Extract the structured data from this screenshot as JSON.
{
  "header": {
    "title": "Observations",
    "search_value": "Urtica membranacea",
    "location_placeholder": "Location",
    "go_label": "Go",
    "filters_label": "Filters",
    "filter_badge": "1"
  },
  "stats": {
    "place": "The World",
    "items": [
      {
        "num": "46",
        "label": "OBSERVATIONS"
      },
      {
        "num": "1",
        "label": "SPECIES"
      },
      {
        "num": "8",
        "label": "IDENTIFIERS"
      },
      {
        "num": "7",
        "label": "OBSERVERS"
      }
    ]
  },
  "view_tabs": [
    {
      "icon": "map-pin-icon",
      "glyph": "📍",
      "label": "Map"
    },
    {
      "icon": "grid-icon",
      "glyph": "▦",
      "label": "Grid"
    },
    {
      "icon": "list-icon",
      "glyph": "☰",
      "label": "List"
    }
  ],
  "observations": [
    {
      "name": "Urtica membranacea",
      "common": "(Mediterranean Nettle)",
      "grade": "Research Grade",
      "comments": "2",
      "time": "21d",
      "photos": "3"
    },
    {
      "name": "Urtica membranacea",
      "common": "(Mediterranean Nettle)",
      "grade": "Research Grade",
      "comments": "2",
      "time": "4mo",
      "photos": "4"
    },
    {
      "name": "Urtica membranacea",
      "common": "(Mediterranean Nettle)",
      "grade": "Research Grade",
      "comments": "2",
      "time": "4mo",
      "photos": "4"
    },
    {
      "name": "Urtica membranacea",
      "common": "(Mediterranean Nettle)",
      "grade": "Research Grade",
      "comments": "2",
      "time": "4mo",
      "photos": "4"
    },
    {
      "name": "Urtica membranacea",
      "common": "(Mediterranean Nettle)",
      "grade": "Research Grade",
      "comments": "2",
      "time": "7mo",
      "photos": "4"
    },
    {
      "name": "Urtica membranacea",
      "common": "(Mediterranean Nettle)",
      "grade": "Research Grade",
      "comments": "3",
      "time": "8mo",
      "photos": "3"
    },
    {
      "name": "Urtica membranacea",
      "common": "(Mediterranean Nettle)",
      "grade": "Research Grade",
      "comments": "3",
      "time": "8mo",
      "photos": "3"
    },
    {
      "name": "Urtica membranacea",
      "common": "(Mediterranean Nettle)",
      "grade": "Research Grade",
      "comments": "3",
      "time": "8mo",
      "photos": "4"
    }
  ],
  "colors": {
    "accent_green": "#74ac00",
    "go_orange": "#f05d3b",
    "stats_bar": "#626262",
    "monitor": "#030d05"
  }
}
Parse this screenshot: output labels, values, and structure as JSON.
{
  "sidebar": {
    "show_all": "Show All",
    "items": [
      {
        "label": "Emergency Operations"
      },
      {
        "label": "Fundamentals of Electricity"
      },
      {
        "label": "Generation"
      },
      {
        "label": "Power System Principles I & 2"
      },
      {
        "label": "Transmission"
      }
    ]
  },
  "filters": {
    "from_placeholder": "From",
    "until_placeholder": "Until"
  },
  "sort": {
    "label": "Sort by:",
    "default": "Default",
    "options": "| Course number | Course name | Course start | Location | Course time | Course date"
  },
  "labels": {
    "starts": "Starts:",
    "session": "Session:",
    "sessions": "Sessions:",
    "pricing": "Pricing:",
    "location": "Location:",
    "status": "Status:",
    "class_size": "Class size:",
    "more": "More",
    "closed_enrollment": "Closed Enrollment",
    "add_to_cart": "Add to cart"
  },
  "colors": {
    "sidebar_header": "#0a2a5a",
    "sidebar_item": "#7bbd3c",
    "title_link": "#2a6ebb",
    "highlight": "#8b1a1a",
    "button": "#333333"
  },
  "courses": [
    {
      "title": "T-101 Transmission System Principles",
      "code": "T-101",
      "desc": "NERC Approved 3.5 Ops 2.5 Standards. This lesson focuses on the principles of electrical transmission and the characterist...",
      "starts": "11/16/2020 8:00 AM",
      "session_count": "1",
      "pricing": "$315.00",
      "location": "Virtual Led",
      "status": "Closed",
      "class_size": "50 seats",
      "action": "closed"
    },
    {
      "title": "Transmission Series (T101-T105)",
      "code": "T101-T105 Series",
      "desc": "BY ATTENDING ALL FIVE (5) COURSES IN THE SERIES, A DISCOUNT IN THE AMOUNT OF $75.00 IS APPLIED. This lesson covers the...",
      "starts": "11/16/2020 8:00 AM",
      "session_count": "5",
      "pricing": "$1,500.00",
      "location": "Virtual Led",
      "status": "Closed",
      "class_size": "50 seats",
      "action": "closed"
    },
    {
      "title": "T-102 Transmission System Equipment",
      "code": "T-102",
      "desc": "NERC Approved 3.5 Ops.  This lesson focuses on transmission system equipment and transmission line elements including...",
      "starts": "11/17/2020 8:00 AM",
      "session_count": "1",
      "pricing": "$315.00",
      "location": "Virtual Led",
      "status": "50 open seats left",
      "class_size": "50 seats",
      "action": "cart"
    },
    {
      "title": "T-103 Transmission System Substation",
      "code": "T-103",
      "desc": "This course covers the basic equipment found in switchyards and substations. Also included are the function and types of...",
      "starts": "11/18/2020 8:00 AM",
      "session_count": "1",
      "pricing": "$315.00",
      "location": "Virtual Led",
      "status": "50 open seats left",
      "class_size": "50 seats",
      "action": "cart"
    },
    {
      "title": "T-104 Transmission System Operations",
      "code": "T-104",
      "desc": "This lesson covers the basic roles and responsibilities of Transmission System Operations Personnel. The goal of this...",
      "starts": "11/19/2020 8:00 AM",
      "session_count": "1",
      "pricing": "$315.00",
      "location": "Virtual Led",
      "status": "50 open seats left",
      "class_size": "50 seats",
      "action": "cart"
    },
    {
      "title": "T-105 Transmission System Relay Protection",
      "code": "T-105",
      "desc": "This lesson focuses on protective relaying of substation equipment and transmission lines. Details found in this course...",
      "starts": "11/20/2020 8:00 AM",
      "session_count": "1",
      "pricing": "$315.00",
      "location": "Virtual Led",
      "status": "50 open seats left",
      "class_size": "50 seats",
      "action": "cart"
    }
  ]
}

========

All of the entries above should be written out again exactly.

Worked solution:
Extract the structured data from this screenshot as JSON.
{
  "header": {
    "title": "Observations",
    "search_value": "Urtica membranacea",
    "location_placeholder": "Location",
    "go_label": "Go",
    "filters_label": "Filters",
    "filter_badge": "1"
  },
  "stats": {
    "place": "The World",
    "items": [
      {
        "num": "46",
        "label": "OBSERVATIONS"
      },
      {
        "num": "1",
        "label": "SPECIES"
      },
      {
        "num": "8",
        "label": "IDENTIFIERS"
      },
      {
        "num": "7",
        "label": "OBSERVERS"
      }
    ]
  },
  "view_tabs": [
    {
      "icon": "map-pin-icon",
      "glyph": "📍",
      "label": "Map"
    },
    {
      "icon": "grid-icon",
      "glyph": "▦",
      "label": "Grid"
    },
    {
      "icon": "list-icon",
      "glyph": "☰",
      "label": "List"
    }
  ],
  "observations": [
    {
      "name": "Urtica membranacea",
      "common": "(Mediterranean Nettle)",
      "grade": "Research Grade",
      "comments": "2",
      "time": "21d",
      "photos": "3"
    },
    {
      "name": "Urtica membranacea",
      "common": "(Mediterranean Nettle)",
      "grade": "Research Grade",
      "comments": "2",
      "time": "4mo",
      "photos": "4"
    },
    {
      "name": "Urtica membranacea",
      "common": "(Mediterranean Nettle)",
      "grade": "Research Grade",
      "comments": "2",
      "time": "4mo",
      "photos": "4"
    },
    {
      "name": "Urtica membranacea",
      "common": "(Mediterranean Nettle)",
      "grade": "Research Grade",
      "comments": "2",
      "time": "4mo",
      "photos": "4"
    },
    {
      "name": "Urtica membranacea",
      "common": "(Mediterranean Nettle)",
      "grade": "Research Grade",
      "comments": "2",
      "time": "7mo",
      "photos": "4"
    },
    {
      "name": "Urtica membranacea",
      "common": "(Mediterranean Nettle)",
      "grade": "Research Grade",
      "comments": "3",
      "time": "8mo",
      "photos": "3"
    },
    {
      "name": "Urtica membranacea",
      "common": "(Mediterranean Nettle)",
      "grade": "Research Grade",
      "comments": "3",
      "time": "8mo",
      "photos": "3"
    },
    {
      "name": "Urtica membranacea",
      "common": "(Mediterranean Nettle)",
      "grade": "Research Grade",
      "comments": "3",
      "time": "8mo",
      "photos": "4"
    }
  ],
  "colors": {
    "accent_green": "#74ac00",
    "go_orange": "#f05d3b",
    "stats_bar": "#626262",
    "monitor": "#030d05"
  }
}
Parse this screenshot: output labels, values, and structure as JSON.
{
  "sidebar": {
    "show_all": "Show All",
    "items": [
      {
        "label": "Emergency Operations"
      },
      {
        "label": "Fundamentals of Electricity"
      },
      {
        "label": "Generation"
      },
      {
        "label": "Power System Principles I & 2"
      },
      {
        "label": "Transmission"
      }
    ]
  },
  "filters": {
    "from_placeholder": "From",
    "until_placeholder": "Until"
  },
  "sort": {
    "label": "Sort by:",
    "default": "Default",
    "options": "| Course number | Course name | Course start | Location | Course time | Course date"
  },
  "labels": {
    "starts": "Starts:",
    "session": "Session:",
    "sessions": "Sessions:",
    "pricing": "Pricing:",
    "location": "Location:",
    "status": "Status:",
    "class_size": "Class size:",
    "more": "More",
    "closed_enrollment": "Closed Enrollment",
    "add_to_cart": "Add to cart"
  },
  "colors": {
    "sidebar_header": "#0a2a5a",
    "sidebar_item": "#7bbd3c",
    "title_link": "#2a6ebb",
    "highlight": "#8b1a1a",
    "button": "#333333"
  },
  "courses": [
    {
      "title": "T-101 Transmission System Principles",
      "code": "T-101",
      "desc": "NERC Approved 3.5 Ops 2.5 Standards. This lesson focuses on the principles of electrical transmission and the characterist...",
      "starts": "11/16/2020 8:00 AM",
      "session_count": "1",
      "pricing": "$315.00",
      "location": "Virtual Led",
      "status": "Closed",
      "class_size": "50 seats",
      "action": "closed"
    },
    {
      "title": "Transmission Series (T101-T105)",
      "code": "T101-T105 Series",
      "desc": "BY ATTENDING ALL FIVE (5) COURSES IN THE SERIES, A DISCOUNT IN THE AMOUNT OF $75.00 IS APPLIED. This lesson covers the...",
      "starts": "11/16/2020 8:00 AM",
      "session_count": "5",
      "pricing": "$1,500.00",
      "location": "Virtual Led",
      "status": "Closed",
      "class_size": "50 seats",
      "action": "closed"
    },
    {
      "title": "T-102 Transmission System Equipment",
      "code": "T-102",
      "desc": "NERC Approved 3.5 Ops.  This lesson focuses on transmission system equipment and transmission line elements including...",
      "starts": "11/17/2020 8:00 AM",
      "session_count": "1",
      "pricing": "$315.00",
      "location": "Virtual Led",
      "status": "50 open seats left",
      "class_size": "50 seats",
      "action": "cart"
    },
    {
      "title": "T-103 Transmission System Substation",
      "code": "T-103",
      "desc": "This course covers the basic equipment found in switchyards and substations. Also included are the function and types of...",
      "starts": "11/18/2020 8:00 AM",
      "session_count": "1",
      "pricing": "$315.00",
      "location": "Virtual Led",
      "status": "50 open seats left",
      "class_size": "50 seats",
      "action": "cart"
    },
    {
      "title": "T-104 Transmission System Operations",
      "code": "T-104",
      "desc": "This lesson covers the basic roles and responsibilities of Transmission System Operations Personnel. The goal of this...",
      "starts": "11/19/2020 8:00 AM",
      "session_count": "1",
      "pricing": "$315.00",
      "location": "Virtual Led",
      "status": "50 open seats left",
      "class_size": "50 seats",
      "action": "cart"
    },
    {
      "title": "T-105 Transmission System Relay Protection",
      "code": "T-105",
      "desc": "This lesson focuses on protective relaying of substation equipment and transmission lines. Details found in this course...",
      "starts": "11/20/2020 8:00 AM",
      "session_count": "1",
      "pricing": "$315.00",
      "location": "Virtual Led",
      "status": "50 open seats left",
      "class_size": "50 seats",
      "action": "cart"
    }
  ]
}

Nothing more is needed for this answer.